*WHAT IS REQUIRED*
From the listing below, pull out every line where the string "tỉnh" appears.

*INFORMATION GIVEN*
· · · ·

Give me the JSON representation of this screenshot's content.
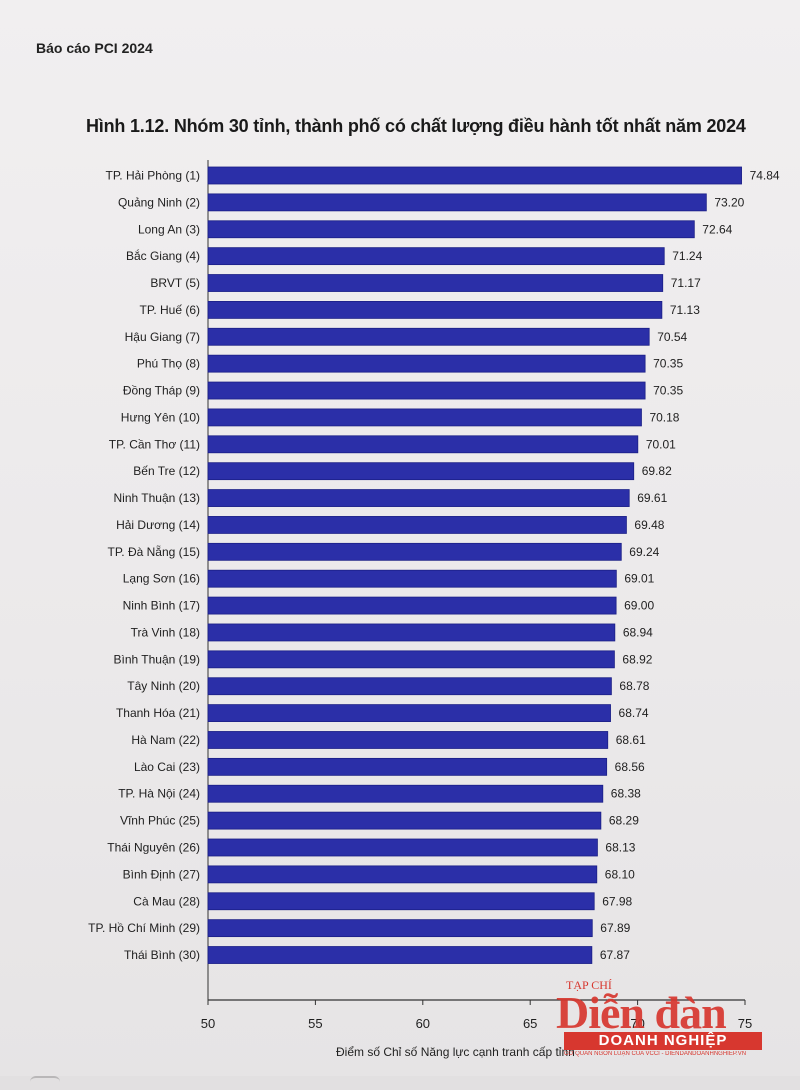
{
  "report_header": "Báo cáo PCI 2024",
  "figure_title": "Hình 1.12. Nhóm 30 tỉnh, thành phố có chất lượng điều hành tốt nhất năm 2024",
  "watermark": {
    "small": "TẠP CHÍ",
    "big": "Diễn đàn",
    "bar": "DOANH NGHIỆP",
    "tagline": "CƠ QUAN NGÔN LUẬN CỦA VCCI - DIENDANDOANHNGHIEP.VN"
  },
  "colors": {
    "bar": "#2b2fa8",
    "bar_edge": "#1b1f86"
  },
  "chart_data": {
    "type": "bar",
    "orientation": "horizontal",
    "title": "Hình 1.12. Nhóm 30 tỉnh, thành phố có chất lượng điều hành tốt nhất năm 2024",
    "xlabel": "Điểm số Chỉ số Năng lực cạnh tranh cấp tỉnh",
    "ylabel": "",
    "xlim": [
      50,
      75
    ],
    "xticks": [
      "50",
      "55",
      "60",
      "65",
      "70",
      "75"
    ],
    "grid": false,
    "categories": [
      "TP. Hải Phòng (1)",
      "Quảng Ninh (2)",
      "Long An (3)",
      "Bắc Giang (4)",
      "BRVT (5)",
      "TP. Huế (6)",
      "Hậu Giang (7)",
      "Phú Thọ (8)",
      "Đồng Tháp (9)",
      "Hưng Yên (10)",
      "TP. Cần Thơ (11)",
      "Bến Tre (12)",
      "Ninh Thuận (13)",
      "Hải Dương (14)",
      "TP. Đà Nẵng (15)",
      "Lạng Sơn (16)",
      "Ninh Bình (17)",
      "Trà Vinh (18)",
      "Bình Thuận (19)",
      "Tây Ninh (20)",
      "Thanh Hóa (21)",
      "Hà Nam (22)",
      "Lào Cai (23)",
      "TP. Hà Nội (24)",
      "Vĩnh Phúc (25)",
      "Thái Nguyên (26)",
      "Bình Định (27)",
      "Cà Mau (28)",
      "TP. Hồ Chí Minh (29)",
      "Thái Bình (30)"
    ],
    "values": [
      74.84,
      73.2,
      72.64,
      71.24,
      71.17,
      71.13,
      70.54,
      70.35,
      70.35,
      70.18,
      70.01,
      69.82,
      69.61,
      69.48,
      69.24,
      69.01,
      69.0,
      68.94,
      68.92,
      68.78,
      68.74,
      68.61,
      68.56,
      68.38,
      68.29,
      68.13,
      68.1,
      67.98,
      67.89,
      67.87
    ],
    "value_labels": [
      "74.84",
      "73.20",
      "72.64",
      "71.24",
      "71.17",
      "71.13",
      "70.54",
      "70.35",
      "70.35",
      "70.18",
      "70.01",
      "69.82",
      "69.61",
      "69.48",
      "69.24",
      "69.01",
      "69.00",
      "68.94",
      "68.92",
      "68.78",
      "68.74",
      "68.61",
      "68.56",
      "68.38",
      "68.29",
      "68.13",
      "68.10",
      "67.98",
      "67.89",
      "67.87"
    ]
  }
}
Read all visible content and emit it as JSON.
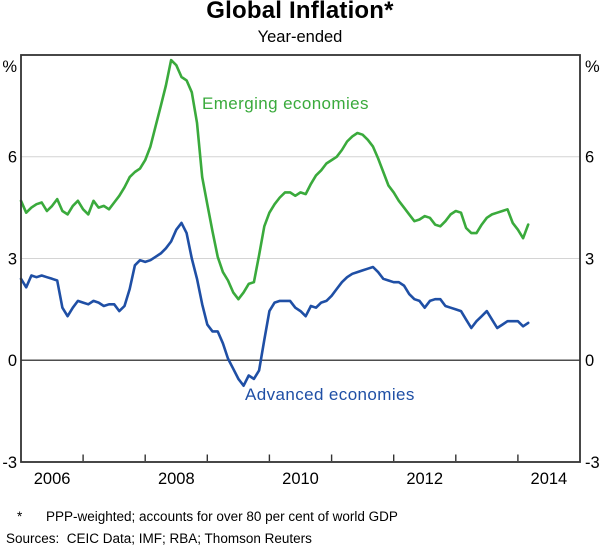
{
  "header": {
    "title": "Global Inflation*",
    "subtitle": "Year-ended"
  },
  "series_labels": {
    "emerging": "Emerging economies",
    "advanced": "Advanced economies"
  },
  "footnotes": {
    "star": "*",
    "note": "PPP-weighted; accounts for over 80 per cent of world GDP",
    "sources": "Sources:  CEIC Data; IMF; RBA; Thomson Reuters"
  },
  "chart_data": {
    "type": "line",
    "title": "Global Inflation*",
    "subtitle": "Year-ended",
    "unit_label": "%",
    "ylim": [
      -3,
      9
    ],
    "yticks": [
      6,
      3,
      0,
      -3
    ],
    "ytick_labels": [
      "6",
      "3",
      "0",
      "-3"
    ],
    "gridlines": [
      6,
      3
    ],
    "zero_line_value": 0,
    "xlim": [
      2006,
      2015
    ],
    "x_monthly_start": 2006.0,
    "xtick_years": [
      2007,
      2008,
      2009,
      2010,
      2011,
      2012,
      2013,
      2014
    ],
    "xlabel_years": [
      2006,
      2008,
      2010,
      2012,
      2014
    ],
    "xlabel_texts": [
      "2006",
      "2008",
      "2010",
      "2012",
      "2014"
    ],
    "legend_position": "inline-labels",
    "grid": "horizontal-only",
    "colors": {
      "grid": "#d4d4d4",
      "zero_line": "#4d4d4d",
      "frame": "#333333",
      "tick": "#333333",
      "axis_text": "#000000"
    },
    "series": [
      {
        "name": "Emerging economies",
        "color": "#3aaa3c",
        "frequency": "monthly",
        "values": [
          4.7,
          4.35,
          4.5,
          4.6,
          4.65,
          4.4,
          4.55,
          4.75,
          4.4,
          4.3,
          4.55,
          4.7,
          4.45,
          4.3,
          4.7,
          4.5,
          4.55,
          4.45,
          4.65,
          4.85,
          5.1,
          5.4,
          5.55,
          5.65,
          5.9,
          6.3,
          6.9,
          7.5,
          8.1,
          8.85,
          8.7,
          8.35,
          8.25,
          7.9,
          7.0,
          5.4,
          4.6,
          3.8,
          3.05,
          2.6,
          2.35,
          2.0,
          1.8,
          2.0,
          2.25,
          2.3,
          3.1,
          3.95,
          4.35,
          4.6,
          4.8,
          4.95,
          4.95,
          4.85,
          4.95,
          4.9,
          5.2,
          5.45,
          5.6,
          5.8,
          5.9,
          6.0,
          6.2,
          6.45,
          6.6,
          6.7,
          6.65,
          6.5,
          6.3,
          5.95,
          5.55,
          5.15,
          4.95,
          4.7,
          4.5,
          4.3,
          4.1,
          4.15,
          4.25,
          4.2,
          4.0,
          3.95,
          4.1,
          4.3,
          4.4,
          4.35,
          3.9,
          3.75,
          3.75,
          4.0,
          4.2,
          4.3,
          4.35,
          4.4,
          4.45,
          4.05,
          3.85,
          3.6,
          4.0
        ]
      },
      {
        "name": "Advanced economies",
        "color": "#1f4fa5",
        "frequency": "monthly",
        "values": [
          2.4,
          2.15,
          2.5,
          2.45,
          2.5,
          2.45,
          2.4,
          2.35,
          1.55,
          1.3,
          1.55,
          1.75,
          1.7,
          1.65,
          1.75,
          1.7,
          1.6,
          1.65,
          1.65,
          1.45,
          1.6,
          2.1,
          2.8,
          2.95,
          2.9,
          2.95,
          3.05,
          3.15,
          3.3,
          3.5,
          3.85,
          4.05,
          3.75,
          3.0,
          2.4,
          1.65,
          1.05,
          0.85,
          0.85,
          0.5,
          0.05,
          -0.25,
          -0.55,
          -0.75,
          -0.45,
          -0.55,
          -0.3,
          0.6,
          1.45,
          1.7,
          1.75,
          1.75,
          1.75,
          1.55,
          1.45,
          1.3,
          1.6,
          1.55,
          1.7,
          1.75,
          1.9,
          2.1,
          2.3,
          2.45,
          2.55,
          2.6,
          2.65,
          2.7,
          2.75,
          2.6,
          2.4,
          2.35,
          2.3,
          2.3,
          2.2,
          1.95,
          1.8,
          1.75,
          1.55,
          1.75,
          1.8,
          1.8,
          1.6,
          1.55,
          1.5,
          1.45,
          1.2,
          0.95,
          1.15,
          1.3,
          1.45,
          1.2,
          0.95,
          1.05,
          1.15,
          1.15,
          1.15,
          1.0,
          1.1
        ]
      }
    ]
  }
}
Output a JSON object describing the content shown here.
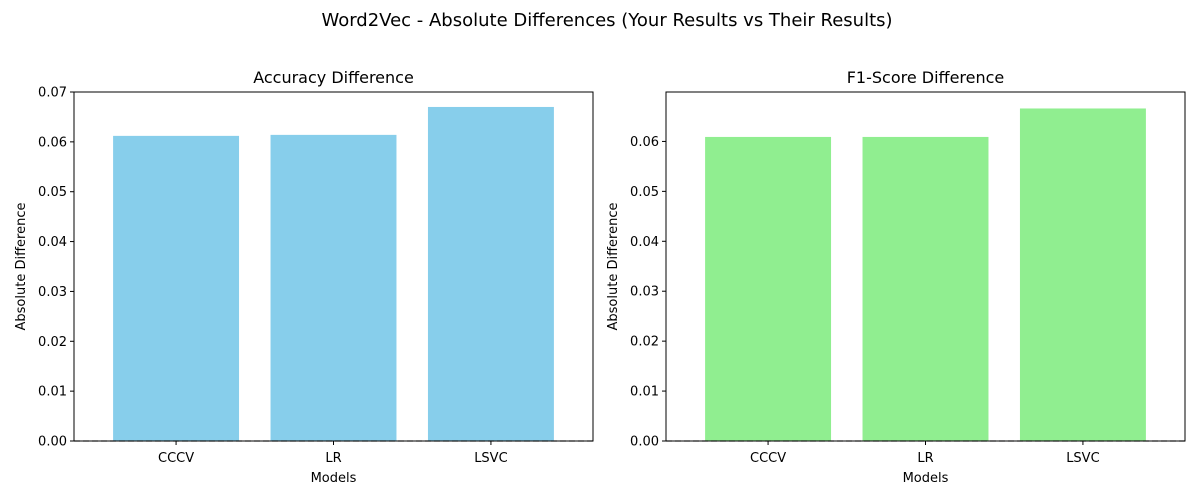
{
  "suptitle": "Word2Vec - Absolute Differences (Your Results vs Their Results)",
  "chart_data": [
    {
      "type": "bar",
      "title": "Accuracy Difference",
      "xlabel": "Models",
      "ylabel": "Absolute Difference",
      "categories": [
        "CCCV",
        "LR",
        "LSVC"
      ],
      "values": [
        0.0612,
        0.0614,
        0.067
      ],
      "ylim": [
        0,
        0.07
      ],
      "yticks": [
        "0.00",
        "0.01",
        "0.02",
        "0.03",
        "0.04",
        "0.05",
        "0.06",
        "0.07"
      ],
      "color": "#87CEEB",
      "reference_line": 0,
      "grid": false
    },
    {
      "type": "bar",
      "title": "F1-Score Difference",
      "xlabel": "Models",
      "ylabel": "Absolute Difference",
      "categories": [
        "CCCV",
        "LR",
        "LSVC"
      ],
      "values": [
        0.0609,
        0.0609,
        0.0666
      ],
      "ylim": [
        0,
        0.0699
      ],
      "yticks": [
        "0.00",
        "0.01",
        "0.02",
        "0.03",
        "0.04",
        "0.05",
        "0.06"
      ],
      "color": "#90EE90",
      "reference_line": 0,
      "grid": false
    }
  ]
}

· · · ·

*OUTPUT OF THE EXERCISE*
  "figure_title": "Hình 1.12. Nhóm 30 tỉnh, thành phố có chất lượng điều hành tốt nhất năm 2024",
    "title": "Hình 1.12. Nhóm 30 tỉnh, thành phố có chất lượng điều hành tốt nhất năm 2024",
    "xlabel": "Điểm số Chỉ số Năng lực cạnh tranh cấp tỉnh",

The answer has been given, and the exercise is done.